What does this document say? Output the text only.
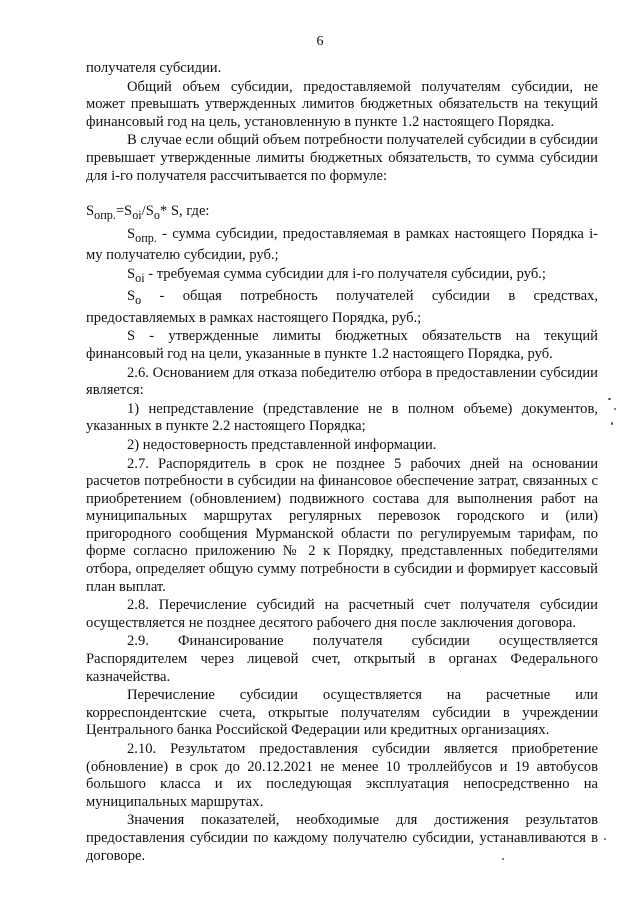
6

получателя субсидии.

Общий объем субсидии, предоставляемой получателям субсидии, не может превышать утвержденных лимитов бюджетных обязательств на текущий финансовый год на цель, установленную в пункте 1.2 настоящего Порядка.

В случае если общий объем потребности получателей субсидии в субсидии превышает утвержденные лимиты бюджетных обязательств, то сумма субсидии для i-го получателя рассчитывается по формуле:

$S_{опр.}=S_{oi}/S_o*$ S, где:

$S_{опр.}$ - сумма субсидии, предоставляемая в рамках настоящего Порядка i-му получателю субсидии, руб.;

$S_{oi}$ - требуемая сумма субсидии для i-го получателя субсидии, руб.;

$S_o$ - общая потребность получателей субсидии в средствах, предоставляемых в рамках настоящего Порядка, руб.;

S - утвержденные лимиты бюджетных обязательств на текущий финансовый год на цели, указанные в пункте 1.2 настоящего Порядка, руб.

2.6. Основанием для отказа победителю отбора в предоставлении субсидии является:

1) непредставление (представление не в полном объеме) документов, указанных в пункте 2.2 настоящего Порядка;

2) недостоверность представленной информации.

2.7. Распорядитель в срок не позднее 5 рабочих дней на основании расчетов потребности в субсидии на финансовое обеспечение затрат, связанных с приобретением (обновлением) подвижного состава для выполнения работ на муниципальных маршрутах регулярных перевозок городского и (или) пригородного сообщения Мурманской области по регулируемым тарифам, по форме согласно приложению № 2 к Порядку, представленных победителями отбора, определяет общую сумму потребности в субсидии и формирует кассовый план выплат.

2.8. Перечисление субсидий на расчетный счет получателя субсидии осуществляется не позднее десятого рабочего дня после заключения договора.

2.9. Финансирование получателя субсидии осуществляется Распорядителем через лицевой счет, открытый в органах Федерального казначейства.

Перечисление субсидии осуществляется на расчетные или корреспондентские счета, открытые получателям субсидии в учреждении Центрального банка Российской Федерации или кредитных организациях.

2.10. Результатом предоставления субсидии является приобретение (обновление) в срок до 20.12.2021 не менее 10 троллейбусов и 19 автобусов большого класса и их последующая эксплуатация непосредственно на муниципальных маршрутах.

Значения показателей, необходимые для достижения результатов предоставления субсидии по каждому получателю субсидии, устанавливаются в договоре.
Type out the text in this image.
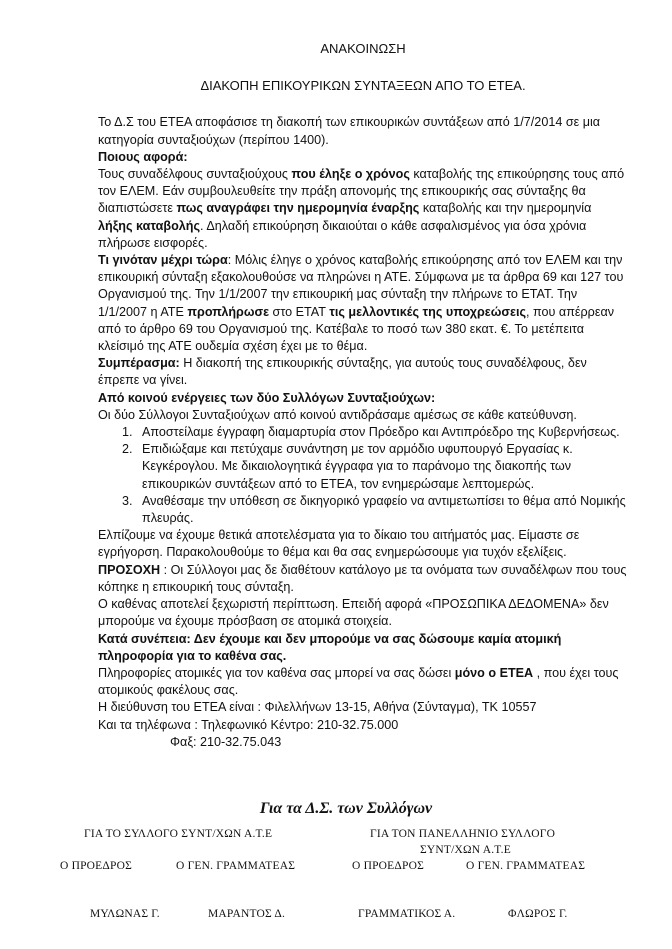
ΑΝΑΚΟΙΝΩΣΗ
ΔΙΑΚΟΠΗ ΕΠΙΚΟΥΡΙΚΩΝ ΣΥΝΤΑΞΕΩΝ ΑΠΟ ΤΟ ΕΤΕΑ.

Το Δ.Σ του ΕΤΕΑ αποφάσισε τη διακοπή των επικουρικών συντάξεων από 1/7/2014 σε μια κατηγορία συνταξιούχων (περίπου 1400).

Ποιους αφορά:

Τους συναδέλφους συνταξιούχους που έληξε ο χρόνος καταβολής της επικούρησης τους από τον ΕΛΕΜ. Εάν συμβουλευθείτε την πράξη απονομής της επικουρικής σας σύνταξης θα διαπιστώσετε πως αναγράφει την ημερομηνία έναρξης καταβολής και την ημερομηνία λήξης καταβολής. Δηλαδή επικούρηση δικαιούται ο κάθε ασφαλισμένος για όσα χρόνια πλήρωσε εισφορές.

Τι γινόταν μέχρι τώρα: Μόλις έληγε ο χρόνος καταβολής επικούρησης από τον ΕΛΕΜ και την επικουρική σύνταξη εξακολουθούσε να πληρώνει η ΑΤΕ. Σύμφωνα με τα άρθρα 69 και 127 του Οργανισμού της. Την 1/1/2007 την επικουρική μας σύνταξη την πλήρωνε το ΕΤΑΤ. Την 1/1/2007 η ΑΤΕ προπλήρωσε στο ΕΤΑΤ τις μελλοντικές της υποχρεώσεις, που απέρρεαν από το άρθρο 69 του Οργανισμού της. Κατέβαλε το ποσό των 380 εκατ. €. Το μετέπειτα κλείσιμό της ΑΤΕ ουδεμία σχέση έχει με το θέμα.

Συμπέρασμα: Η διακοπή της επικουρικής σύνταξης, για αυτούς τους συναδέλφους, δεν έπρεπε να γίνει.

Από κοινού ενέργειες των δύο Συλλόγων Συνταξιούχων:

Οι δύο Σύλλογοι Συνταξιούχων από κοινού αντιδράσαμε αμέσως σε κάθε κατεύθυνση.

1. Αποστείλαμε έγγραφη διαμαρτυρία στον Πρόεδρο και Αντιπρόεδρο της Κυβερνήσεως.
2. Επιδιώξαμε και πετύχαμε συνάντηση με τον αρμόδιο υφυπουργό Εργασίας κ. Κεγκέρογλου. Με δικαιολογητικά έγγραφα για το παράνομο της διακοπής των επικουρικών συντάξεων από το ΕΤΕΑ, τον ενημερώσαμε λεπτομερώς.
3. Αναθέσαμε την υπόθεση σε δικηγορικό γραφείο να αντιμετωπίσει το θέμα από Νομικής πλευράς.

Ελπίζουμε να έχουμε θετικά αποτελέσματα για το δίκαιο του αιτήματός μας. Είμαστε σε εγρήγορση. Παρακολουθούμε το θέμα και θα σας ενημερώσουμε για τυχόν εξελίξεις.

ΠΡΟΣΟΧΗ : Οι Σύλλογοι μας δε διαθέτουν κατάλογο με τα ονόματα των συναδέλφων που τους κόπηκε η επικουρική τους σύνταξη.

Ο καθένας αποτελεί ξεχωριστή περίπτωση. Επειδή αφορά «ΠΡΟΣΩΠΙΚΑ ΔΕΔΟΜΕΝΑ» δεν μπορούμε να έχουμε πρόσβαση σε ατομικά στοιχεία.

Κατά συνέπεια: Δεν έχουμε και δεν μπορούμε να σας δώσουμε καμία ατομική πληροφορία για το καθένα σας.

Πληροφορίες ατομικές για τον καθένα σας μπορεί να σας δώσει μόνο ο ΕΤΕΑ , που έχει τους ατομικούς φακέλους σας.

Η διεύθυνση του ΕΤΕΑ είναι : Φιλελλήνων 13-15, Αθήνα (Σύνταγμα), ΤΚ 10557

Και τα τηλέφωνα : Τηλεφωνικό Κέντρο: 210-32.75.000

Φαξ: 210-32.75.043

Για τα Δ.Σ. των Συλλόγων
ΓΙΑ ΤΟ ΣΥΛΛΟΓΟ ΣΥΝΤ/ΧΩΝ Α.Τ.Ε	ΓΙΑ ΤΟΝ ΠΑΝΕΛΛΗΝΙΟ ΣΥΛΛΟΓΟ
ΣΥΝΤ/ΧΩΝ Α.Τ.Ε
Ο ΠΡΟΕΔΡΟΣ	Ο ΓΕΝ. ΓΡΑΜΜΑΤΕΑΣ	Ο ΠΡΟΕΔΡΟΣ	Ο ΓΕΝ. ΓΡΑΜΜΑΤΕΑΣ
ΜΥΛΩΝΑΣ Γ.	ΜΑΡΑΝΤΟΣ Δ.	ΓΡΑΜΜΑΤΙΚΟΣ Α.	ΦΛΩΡΟΣ Γ.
---*---
__SET TASK__.
Images do not belong in the copy; reproduce all other parts of the records above verbatim.

__ANSWER FOR THE TASK__.
What does this document say? Output the text only.
6

получателя субсидии.

Общий объем субсидии, предоставляемой получателям субсидии, не может превышать утвержденных лимитов бюджетных обязательств на текущий финансовый год на цель, установленную в пункте 1.2 настоящего Порядка.

В случае если общий объем потребности получателей субсидии в субсидии превышает утвержденные лимиты бюджетных обязательств, то сумма субсидии для i-го получателя рассчитывается по формуле:

$S_{опр.}=S_{oi}/S_o*$ S, где:

$S_{опр.}$ - сумма субсидии, предоставляемая в рамках настоящего Порядка i-му получателю субсидии, руб.;

$S_{oi}$ - требуемая сумма субсидии для i-го получателя субсидии, руб.;

$S_o$ - общая потребность получателей субсидии в средствах, предоставляемых в рамках настоящего Порядка, руб.;

S - утвержденные лимиты бюджетных обязательств на текущий финансовый год на цели, указанные в пункте 1.2 настоящего Порядка, руб.

2.6. Основанием для отказа победителю отбора в предоставлении субсидии является:

1) непредставление (представление не в полном объеме) документов, указанных в пункте 2.2 настоящего Порядка;

2) недостоверность представленной информации.

2.7. Распорядитель в срок не позднее 5 рабочих дней на основании расчетов потребности в субсидии на финансовое обеспечение затрат, связанных с приобретением (обновлением) подвижного состава для выполнения работ на муниципальных маршрутах регулярных перевозок городского и (или) пригородного сообщения Мурманской области по регулируемым тарифам, по форме согласно приложению № 2 к Порядку, представленных победителями отбора, определяет общую сумму потребности в субсидии и формирует кассовый план выплат.

2.8. Перечисление субсидий на расчетный счет получателя субсидии осуществляется не позднее десятого рабочего дня после заключения договора.

2.9. Финансирование получателя субсидии осуществляется Распорядителем через лицевой счет, открытый в органах Федерального казначейства.

Перечисление субсидии осуществляется на расчетные или корреспондентские счета, открытые получателям субсидии в учреждении Центрального банка Российской Федерации или кредитных организациях.

2.10. Результатом предоставления субсидии является приобретение (обновление) в срок до 20.12.2021 не менее 10 троллейбусов и 19 автобусов большого класса и их последующая эксплуатация непосредственно на муниципальных маршрутах.

Значения показателей, необходимые для достижения результатов предоставления субсидии по каждому получателю субсидии, устанавливаются в договоре.
Type out the text in this image.
ΑΝΑΚΟΙΝΩΣΗ
ΔΙΑΚΟΠΗ ΕΠΙΚΟΥΡΙΚΩΝ ΣΥΝΤΑΞΕΩΝ ΑΠΟ ΤΟ ΕΤΕΑ.

Το Δ.Σ του ΕΤΕΑ αποφάσισε τη διακοπή των επικουρικών συντάξεων από 1/7/2014 σε μια κατηγορία συνταξιούχων (περίπου 1400).

Ποιους αφορά:

Τους συναδέλφους συνταξιούχους που έληξε ο χρόνος καταβολής της επικούρησης τους από τον ΕΛΕΜ. Εάν συμβουλευθείτε την πράξη απονομής της επικουρικής σας σύνταξης θα διαπιστώσετε πως αναγράφει την ημερομηνία έναρξης καταβολής και την ημερομηνία λήξης καταβολής. Δηλαδή επικούρηση δικαιούται ο κάθε ασφαλισμένος για όσα χρόνια πλήρωσε εισφορές.

Τι γινόταν μέχρι τώρα: Μόλις έληγε ο χρόνος καταβολής επικούρησης από τον ΕΛΕΜ και την επικουρική σύνταξη εξακολουθούσε να πληρώνει η ΑΤΕ. Σύμφωνα με τα άρθρα 69 και 127 του Οργανισμού της. Την 1/1/2007 την επικουρική μας σύνταξη την πλήρωνε το ΕΤΑΤ. Την 1/1/2007 η ΑΤΕ προπλήρωσε στο ΕΤΑΤ τις μελλοντικές της υποχρεώσεις, που απέρρεαν από το άρθρο 69 του Οργανισμού της. Κατέβαλε το ποσό των 380 εκατ. €. Το μετέπειτα κλείσιμό της ΑΤΕ ουδεμία σχέση έχει με το θέμα.

Συμπέρασμα: Η διακοπή της επικουρικής σύνταξης, για αυτούς τους συναδέλφους, δεν έπρεπε να γίνει.

Από κοινού ενέργειες των δύο Συλλόγων Συνταξιούχων:

Οι δύο Σύλλογοι Συνταξιούχων από κοινού αντιδράσαμε αμέσως σε κάθε κατεύθυνση.

1. Αποστείλαμε έγγραφη διαμαρτυρία στον Πρόεδρο και Αντιπρόεδρο της Κυβερνήσεως.
2. Επιδιώξαμε και πετύχαμε συνάντηση με τον αρμόδιο υφυπουργό Εργασίας κ. Κεγκέρογλου. Με δικαιολογητικά έγγραφα για το παράνομο της διακοπής των επικουρικών συντάξεων από το ΕΤΕΑ, τον ενημερώσαμε λεπτομερώς.
3. Αναθέσαμε την υπόθεση σε δικηγορικό γραφείο να αντιμετωπίσει το θέμα από Νομικής πλευράς.

Ελπίζουμε να έχουμε θετικά αποτελέσματα για το δίκαιο του αιτήματός μας. Είμαστε σε εγρήγορση. Παρακολουθούμε το θέμα και θα σας ενημερώσουμε για τυχόν εξελίξεις.

ΠΡΟΣΟΧΗ : Οι Σύλλογοι μας δε διαθέτουν κατάλογο με τα ονόματα των συναδέλφων που τους κόπηκε η επικουρική τους σύνταξη.

Ο καθένας αποτελεί ξεχωριστή περίπτωση. Επειδή αφορά «ΠΡΟΣΩΠΙΚΑ ΔΕΔΟΜΕΝΑ» δεν μπορούμε να έχουμε πρόσβαση σε ατομικά στοιχεία.

Κατά συνέπεια: Δεν έχουμε και δεν μπορούμε να σας δώσουμε καμία ατομική πληροφορία για το καθένα σας.

Πληροφορίες ατομικές για τον καθένα σας μπορεί να σας δώσει μόνο ο ΕΤΕΑ , που έχει τους ατομικούς φακέλους σας.

Η διεύθυνση του ΕΤΕΑ είναι : Φιλελλήνων 13-15, Αθήνα (Σύνταγμα), ΤΚ 10557

Και τα τηλέφωνα : Τηλεφωνικό Κέντρο: 210-32.75.000

Φαξ: 210-32.75.043

Για τα Δ.Σ. των Συλλόγων
ΓΙΑ ΤΟ ΣΥΛΛΟΓΟ ΣΥΝΤ/ΧΩΝ Α.Τ.Ε	ΓΙΑ ΤΟΝ ΠΑΝΕΛΛΗΝΙΟ ΣΥΛΛΟΓΟ
ΣΥΝΤ/ΧΩΝ Α.Τ.Ε
Ο ΠΡΟΕΔΡΟΣ	Ο ΓΕΝ. ΓΡΑΜΜΑΤΕΑΣ	Ο ΠΡΟΕΔΡΟΣ	Ο ΓΕΝ. ΓΡΑΜΜΑΤΕΑΣ
ΜΥΛΩΝΑΣ Γ.	ΜΑΡΑΝΤΟΣ Δ.	ΓΡΑΜΜΑΤΙΚΟΣ Α.	ΦΛΩΡΟΣ Γ.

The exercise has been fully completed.